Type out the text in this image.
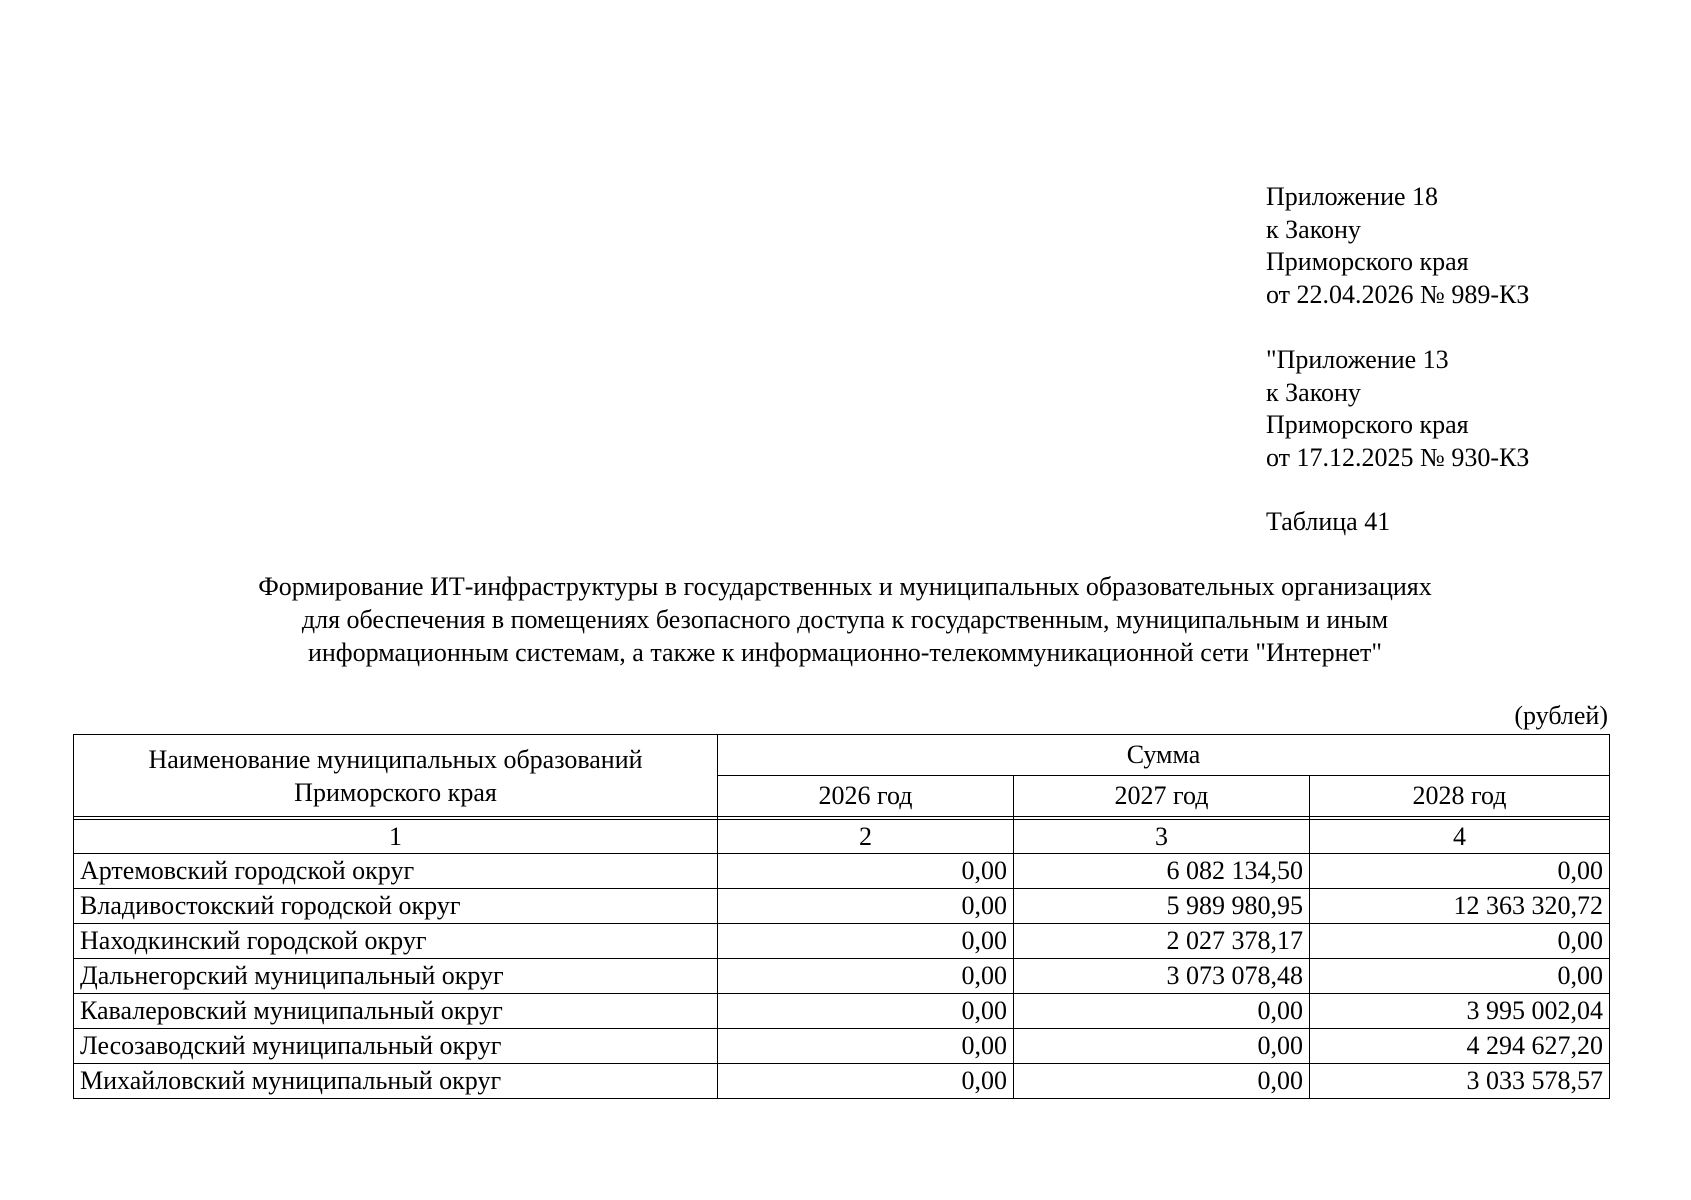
Приложение 18
к Закону
Приморского края
от 22.04.2026 № 989-КЗ
"Приложение 13
к Закону
Приморского края
от 17.12.2025 № 930-КЗ
Таблица 41
Формирование ИТ-инфраструктуры в государственных и муниципальных образовательных организациях
для обеспечения в помещениях безопасного доступа к государственным, муниципальным и иным
информационным системам, а также к информационно-телекоммуникационной сети "Интернет"
(рублей)
Наименование муниципальных образований
Приморского края	Сумма		
	2026 год	2027 год	2028 год

1	2	3	4
Артемовский городской округ	0,00	6 082 134,50	0,00
Владивостокский городской округ	0,00	5 989 980,95	12 363 320,72
Находкинский городской округ	0,00	2 027 378,17	0,00
Дальнегорский муниципальный округ	0,00	3 073 078,48	0,00
Кавалеровский муниципальный округ	0,00	0,00	3 995 002,04
Лесозаводский муниципальный округ	0,00	0,00	4 294 627,20
Михайловский муниципальный округ	0,00	0,00	3 033 578,57
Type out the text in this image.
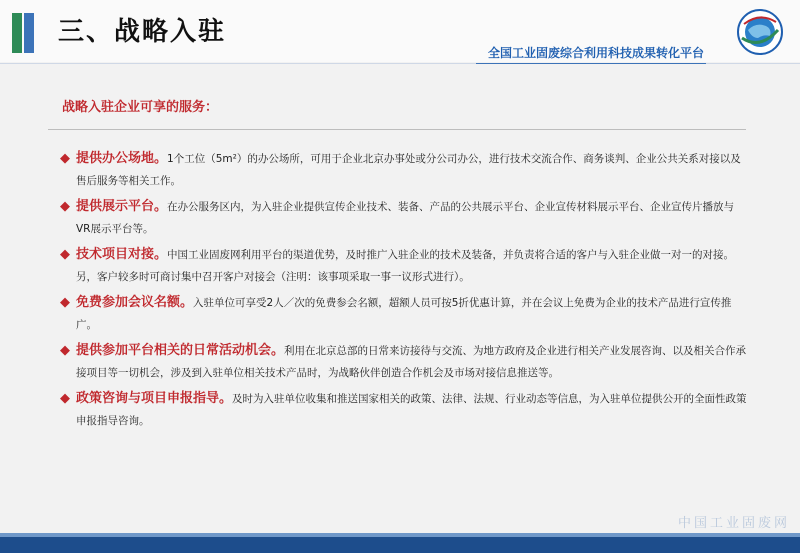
三、战略入驻
全国工业固废综合利用科技成果转化平台
战略入驻企业可享的服务：
◆ 提供办公场地。1个工位（5m²）的办公场所，可用于企业北京办事处或分公司办公，进行技术交流合作、商务谈判、企业公共关系对接以及售后服务等相关工作。
◆ 提供展示平台。在办公服务区内，为入驻企业提供宣传企业技术、装备、产品的公共展示平台、企业宣传材料展示平台、企业宣传片播放与VR展示平台等。
◆ 技术项目对接。中国工业固废网利用平台的渠道优势，及时推广入驻企业的技术及装备，并负责将合适的客户与入驻企业做一对一的对接。另，客户较多时可商讨集中召开客户对接会（注明：该事项采取一事一议形式进行）。
◆ 免费参加会议名额。入驻单位可享受2人／次的免费参会名额，超额人员可按5折优惠计算，并在会议上免费为企业的技术产品进行宣传推广。
◆ 提供参加平台相关的日常活动机会。利用在北京总部的日常来访接待与交流、为地方政府及企业进行相关产业发展咨询、以及相关合作承接项目等一切机会，涉及到入驻单位相关技术产品时，为战略伙伴创造合作机会及市场对接信息推送等。
◆ 政策咨询与项目申报指导。及时为入驻单位收集和推送国家相关的政策、法律、法规、行业动态等信息，为入驻单位提供公开的全面性政策申报指导咨询。
中国工业固废网
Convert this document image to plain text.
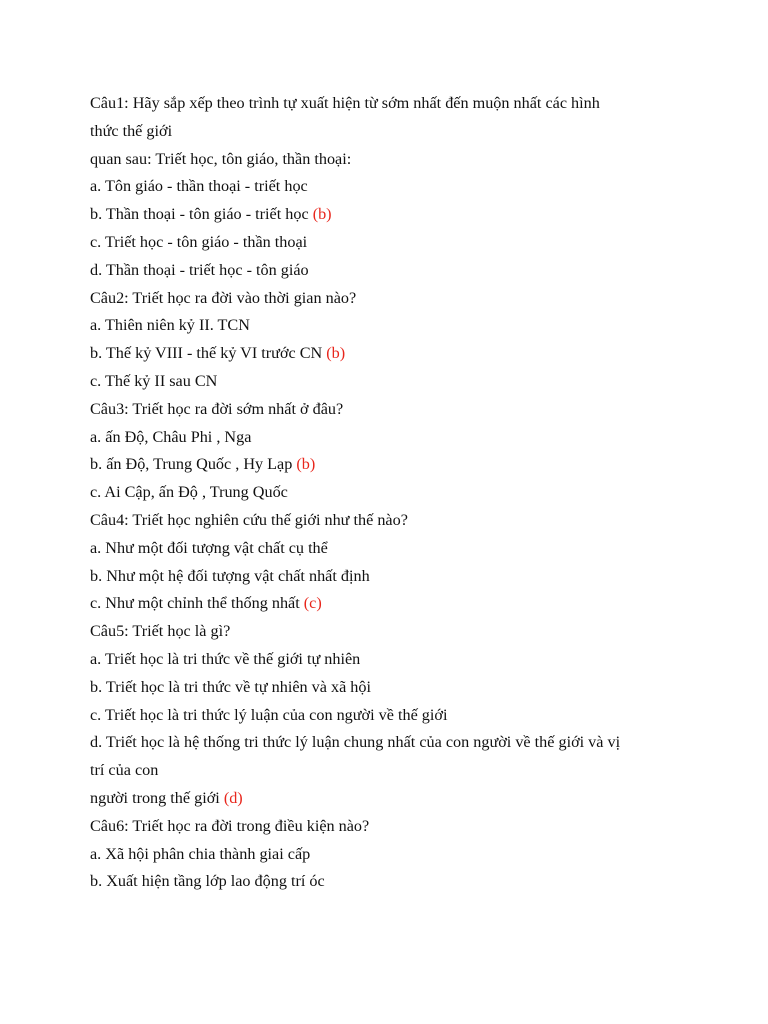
Câu1: Hãy sắp xếp theo trình tự xuất hiện từ sớm nhất đến muộn nhất các hình

thức thế giới

quan sau: Triết học, tôn giáo, thần thoại:

a. Tôn giáo - thần thoại - triết học

b. Thần thoại - tôn giáo - triết học (b)

c. Triết học - tôn giáo - thần thoại

d. Thần thoại - triết học - tôn giáo

Câu2: Triết học ra đời vào thời gian nào?

a. Thiên niên kỷ II. TCN

b. Thế kỷ VIII - thế kỷ VI trước CN (b)

c. Thế kỷ II sau CN

Câu3: Triết học ra đời sớm nhất ở đâu?

a. ấn Độ, Châu Phi , Nga

b. ấn Độ, Trung Quốc , Hy Lạp (b)

c. Ai Cập, ấn Độ , Trung Quốc

Câu4: Triết học nghiên cứu thế giới như thế nào?

a. Như một đối tượng vật chất cụ thể

b. Như một hệ đối tượng vật chất nhất định

c. Như một chỉnh thể thống nhất (c)

Câu5: Triết học là gì?

a. Triết học là tri thức về thế giới tự nhiên

b. Triết học là tri thức về tự nhiên và xã hội

c. Triết học là tri thức lý luận của con người về thế giới

d. Triết học là hệ thống tri thức lý luận chung nhất của con người về thế giới và vị

trí của con

người trong thế giới (d)

Câu6: Triết học ra đời trong điều kiện nào?

a. Xã hội phân chia thành giai cấp

b. Xuất hiện tầng lớp lao động trí óc
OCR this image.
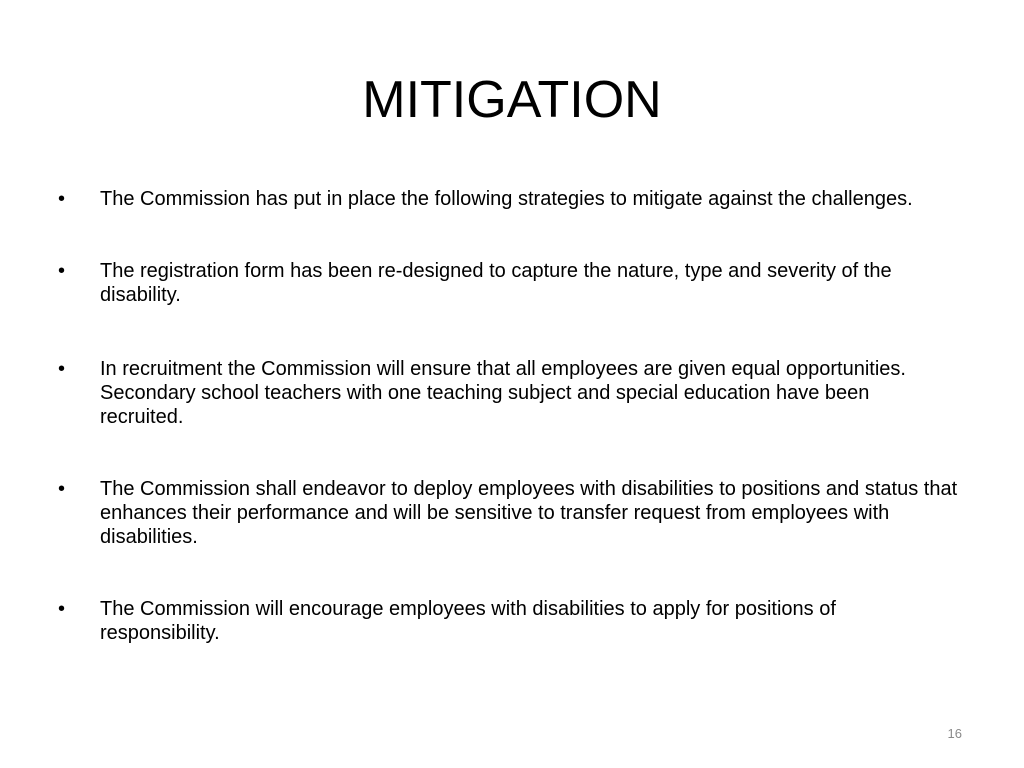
MITIGATION
• The Commission has put in place the following strategies to mitigate against the challenges.
• The registration form has been re-designed to capture the nature, type and severity of the disability.
• In recruitment the Commission will ensure that all employees are given equal opportunities. Secondary school teachers with one teaching subject and special education have been recruited.
• The Commission shall endeavor to deploy employees with disabilities to positions and status that enhances their performance and will be sensitive to transfer request from employees with disabilities.
• The Commission will encourage employees with disabilities to apply for positions of responsibility.
16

### Short problem
Print out the material word for word, omitting the pictures.

### The solution
Type out the text in this image.
Приложение 18
к Закону
Приморского края
от 22.04.2026 № 989-КЗ
"Приложение 13
к Закону
Приморского края
от 17.12.2025 № 930-КЗ
Таблица 41
Формирование ИТ-инфраструктуры в государственных и муниципальных образовательных организациях
для обеспечения в помещениях безопасного доступа к государственным, муниципальным и иным
информационным системам, а также к информационно-телекоммуникационной сети "Интернет"
(рублей)
Наименование муниципальных образований
Приморского края	Сумма		
	2026 год	2027 год	2028 год

1	2	3	4
Артемовский городской округ	0,00	6 082 134,50	0,00
Владивостокский городской округ	0,00	5 989 980,95	12 363 320,72
Находкинский городской округ	0,00	2 027 378,17	0,00
Дальнегорский муниципальный округ	0,00	3 073 078,48	0,00
Кавалеровский муниципальный округ	0,00	0,00	3 995 002,04
Лесозаводский муниципальный округ	0,00	0,00	4 294 627,20
Михайловский муниципальный округ	0,00	0,00	3 033 578,57
Type out the text in this image.
三、战略入驻
全国工业固废综合利用科技成果转化平台
战略入驻企业可享的服务：
◆ 提供办公场地。1个工位（5m²）的办公场所，可用于企业北京办事处或分公司办公，进行技术交流合作、商务谈判、企业公共关系对接以及售后服务等相关工作。
◆ 提供展示平台。在办公服务区内，为入驻企业提供宣传企业技术、装备、产品的公共展示平台、企业宣传材料展示平台、企业宣传片播放与VR展示平台等。
◆ 技术项目对接。中国工业固废网利用平台的渠道优势，及时推广入驻企业的技术及装备，并负责将合适的客户与入驻企业做一对一的对接。另，客户较多时可商讨集中召开客户对接会（注明：该事项采取一事一议形式进行）。
◆ 免费参加会议名额。入驻单位可享受2人／次的免费参会名额，超额人员可按5折优惠计算，并在会议上免费为企业的技术产品进行宣传推广。
◆ 提供参加平台相关的日常活动机会。利用在北京总部的日常来访接待与交流、为地方政府及企业进行相关产业发展咨询、以及相关合作承接项目等一切机会，涉及到入驻单位相关技术产品时，为战略伙伴创造合作机会及市场对接信息推送等。
◆ 政策咨询与项目申报指导。及时为入驻单位收集和推送国家相关的政策、法律、法规、行业动态等信息，为入驻单位提供公开的全面性政策申报指导咨询。
中国工业固废网
Convert this document image to plain text.
Câu1: Hãy sắp xếp theo trình tự xuất hiện từ sớm nhất đến muộn nhất các hình

thức thế giới

quan sau: Triết học, tôn giáo, thần thoại:

a. Tôn giáo - thần thoại - triết học

b. Thần thoại - tôn giáo - triết học (b)

c. Triết học - tôn giáo - thần thoại

d. Thần thoại - triết học - tôn giáo

Câu2: Triết học ra đời vào thời gian nào?

a. Thiên niên kỷ II. TCN

b. Thế kỷ VIII - thế kỷ VI trước CN (b)

c. Thế kỷ II sau CN

Câu3: Triết học ra đời sớm nhất ở đâu?

a. ấn Độ, Châu Phi , Nga

b. ấn Độ, Trung Quốc , Hy Lạp (b)

c. Ai Cập, ấn Độ , Trung Quốc

Câu4: Triết học nghiên cứu thế giới như thế nào?

a. Như một đối tượng vật chất cụ thể

b. Như một hệ đối tượng vật chất nhất định

c. Như một chỉnh thể thống nhất (c)

Câu5: Triết học là gì?

a. Triết học là tri thức về thế giới tự nhiên

b. Triết học là tri thức về tự nhiên và xã hội

c. Triết học là tri thức lý luận của con người về thế giới

d. Triết học là hệ thống tri thức lý luận chung nhất của con người về thế giới và vị

trí của con

người trong thế giới (d)

Câu6: Triết học ra đời trong điều kiện nào?

a. Xã hội phân chia thành giai cấp

b. Xuất hiện tầng lớp lao động trí óc
OCR this image.
MITIGATION
• The Commission has put in place the following strategies to mitigate against the challenges.
• The registration form has been re-designed to capture the nature, type and severity of the disability.
• In recruitment the Commission will ensure that all employees are given equal opportunities. Secondary school teachers with one teaching subject and special education have been recruited.
• The Commission shall endeavor to deploy employees with disabilities to positions and status that enhances their performance and will be sensitive to transfer request from employees with disabilities.
• The Commission will encourage employees with disabilities to apply for positions of responsibility.
16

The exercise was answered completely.